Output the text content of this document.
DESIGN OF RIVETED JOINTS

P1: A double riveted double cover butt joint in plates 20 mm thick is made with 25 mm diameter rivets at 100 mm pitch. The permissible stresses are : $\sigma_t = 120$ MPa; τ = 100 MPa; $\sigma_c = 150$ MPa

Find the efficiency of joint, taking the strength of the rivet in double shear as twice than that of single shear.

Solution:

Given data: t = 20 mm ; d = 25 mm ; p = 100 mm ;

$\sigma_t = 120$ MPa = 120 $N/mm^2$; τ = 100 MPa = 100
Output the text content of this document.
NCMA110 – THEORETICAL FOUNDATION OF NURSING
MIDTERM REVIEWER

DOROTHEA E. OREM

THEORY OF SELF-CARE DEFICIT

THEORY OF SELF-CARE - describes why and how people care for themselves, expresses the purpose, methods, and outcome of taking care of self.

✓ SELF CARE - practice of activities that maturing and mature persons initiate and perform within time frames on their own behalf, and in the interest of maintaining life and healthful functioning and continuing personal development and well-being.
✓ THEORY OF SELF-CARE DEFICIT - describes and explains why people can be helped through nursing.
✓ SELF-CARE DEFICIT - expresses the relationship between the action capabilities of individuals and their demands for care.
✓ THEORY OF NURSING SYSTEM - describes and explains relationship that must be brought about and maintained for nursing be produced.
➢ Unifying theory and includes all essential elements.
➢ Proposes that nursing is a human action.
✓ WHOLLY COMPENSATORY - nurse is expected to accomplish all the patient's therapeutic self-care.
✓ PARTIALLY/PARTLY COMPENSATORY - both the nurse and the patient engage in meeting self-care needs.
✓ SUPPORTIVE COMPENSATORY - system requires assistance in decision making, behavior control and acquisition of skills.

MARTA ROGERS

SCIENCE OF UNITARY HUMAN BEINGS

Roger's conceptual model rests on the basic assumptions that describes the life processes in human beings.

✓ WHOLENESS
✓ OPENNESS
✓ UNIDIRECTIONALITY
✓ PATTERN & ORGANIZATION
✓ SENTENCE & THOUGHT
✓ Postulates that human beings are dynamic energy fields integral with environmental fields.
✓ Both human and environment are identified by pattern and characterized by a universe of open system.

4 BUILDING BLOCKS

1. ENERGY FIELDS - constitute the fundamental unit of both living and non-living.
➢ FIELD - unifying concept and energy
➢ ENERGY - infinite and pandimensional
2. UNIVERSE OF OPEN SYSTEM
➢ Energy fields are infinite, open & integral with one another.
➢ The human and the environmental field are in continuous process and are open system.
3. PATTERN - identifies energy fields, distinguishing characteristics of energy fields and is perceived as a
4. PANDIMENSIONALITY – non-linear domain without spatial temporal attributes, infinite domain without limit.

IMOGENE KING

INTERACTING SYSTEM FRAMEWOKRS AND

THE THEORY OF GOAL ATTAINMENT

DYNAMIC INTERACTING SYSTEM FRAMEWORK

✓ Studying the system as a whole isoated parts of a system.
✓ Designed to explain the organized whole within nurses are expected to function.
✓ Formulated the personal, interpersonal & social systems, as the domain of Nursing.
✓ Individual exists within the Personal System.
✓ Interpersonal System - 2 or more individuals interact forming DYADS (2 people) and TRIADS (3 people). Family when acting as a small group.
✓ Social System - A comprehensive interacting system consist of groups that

____________

## WHAT THE EXERCISE ASKS:
Every line above should be written out again exactly as it stands.

## FINISHED ANSWER:
Output the text content of this document.
DESIGN OF RIVETED JOINTS

P1: A double riveted double cover butt joint in plates 20 mm thick is made with 25 mm diameter rivets at 100 mm pitch. The permissible stresses are : $\sigma_t = 120$ MPa; τ = 100 MPa; $\sigma_c = 150$ MPa

Find the efficiency of joint, taking the strength of the rivet in double shear as twice than that of single shear.

Solution:

Given data: t = 20 mm ; d = 25 mm ; p = 100 mm ;

$\sigma_t = 120$ MPa = 120 $N/mm^2$; τ = 100 MPa = 100
Output the text content of this document.
NCMA110 – THEORETICAL FOUNDATION OF NURSING
MIDTERM REVIEWER

DOROTHEA E. OREM

THEORY OF SELF-CARE DEFICIT

THEORY OF SELF-CARE - describes why and how people care for themselves, expresses the purpose, methods, and outcome of taking care of self.

✓ SELF CARE - practice of activities that maturing and mature persons initiate and perform within time frames on their own behalf, and in the interest of maintaining life and healthful functioning and continuing personal development and well-being.
✓ THEORY OF SELF-CARE DEFICIT - describes and explains why people can be helped through nursing.
✓ SELF-CARE DEFICIT - expresses the relationship between the action capabilities of individuals and their demands for care.
✓ THEORY OF NURSING SYSTEM - describes and explains relationship that must be brought about and maintained for nursing be produced.
➢ Unifying theory and includes all essential elements.
➢ Proposes that nursing is a human action.
✓ WHOLLY COMPENSATORY - nurse is expected to accomplish all the patient's therapeutic self-care.
✓ PARTIALLY/PARTLY COMPENSATORY - both the nurse and the patient engage in meeting self-care needs.
✓ SUPPORTIVE COMPENSATORY - system requires assistance in decision making, behavior control and acquisition of skills.

MARTA ROGERS

SCIENCE OF UNITARY HUMAN BEINGS

Roger's conceptual model rests on the basic assumptions that describes the life processes in human beings.

✓ WHOLENESS
✓ OPENNESS
✓ UNIDIRECTIONALITY
✓ PATTERN & ORGANIZATION
✓ SENTENCE & THOUGHT
✓ Postulates that human beings are dynamic energy fields integral with environmental fields.
✓ Both human and environment are identified by pattern and characterized by a universe of open system.

4 BUILDING BLOCKS

1. ENERGY FIELDS - constitute the fundamental unit of both living and non-living.
➢ FIELD - unifying concept and energy
➢ ENERGY - infinite and pandimensional
2. UNIVERSE OF OPEN SYSTEM
➢ Energy fields are infinite, open & integral with one another.
➢ The human and the environmental field are in continuous process and are open system.
3. PATTERN - identifies energy fields, distinguishing characteristics of energy fields and is perceived as a
4. PANDIMENSIONALITY – non-linear domain without spatial temporal attributes, infinite domain without limit.

IMOGENE KING

INTERACTING SYSTEM FRAMEWOKRS AND

THE THEORY OF GOAL ATTAINMENT

DYNAMIC INTERACTING SYSTEM FRAMEWORK

✓ Studying the system as a whole isoated parts of a system.
✓ Designed to explain the organized whole within nurses are expected to function.
✓ Formulated the personal, interpersonal & social systems, as the domain of Nursing.
✓ Individual exists within the Personal System.
✓ Interpersonal System - 2 or more individuals interact forming DYADS (2 people) and TRIADS (3 people). Family when acting as a small group.
✓ Social System - A comprehensive interacting system consist of groups that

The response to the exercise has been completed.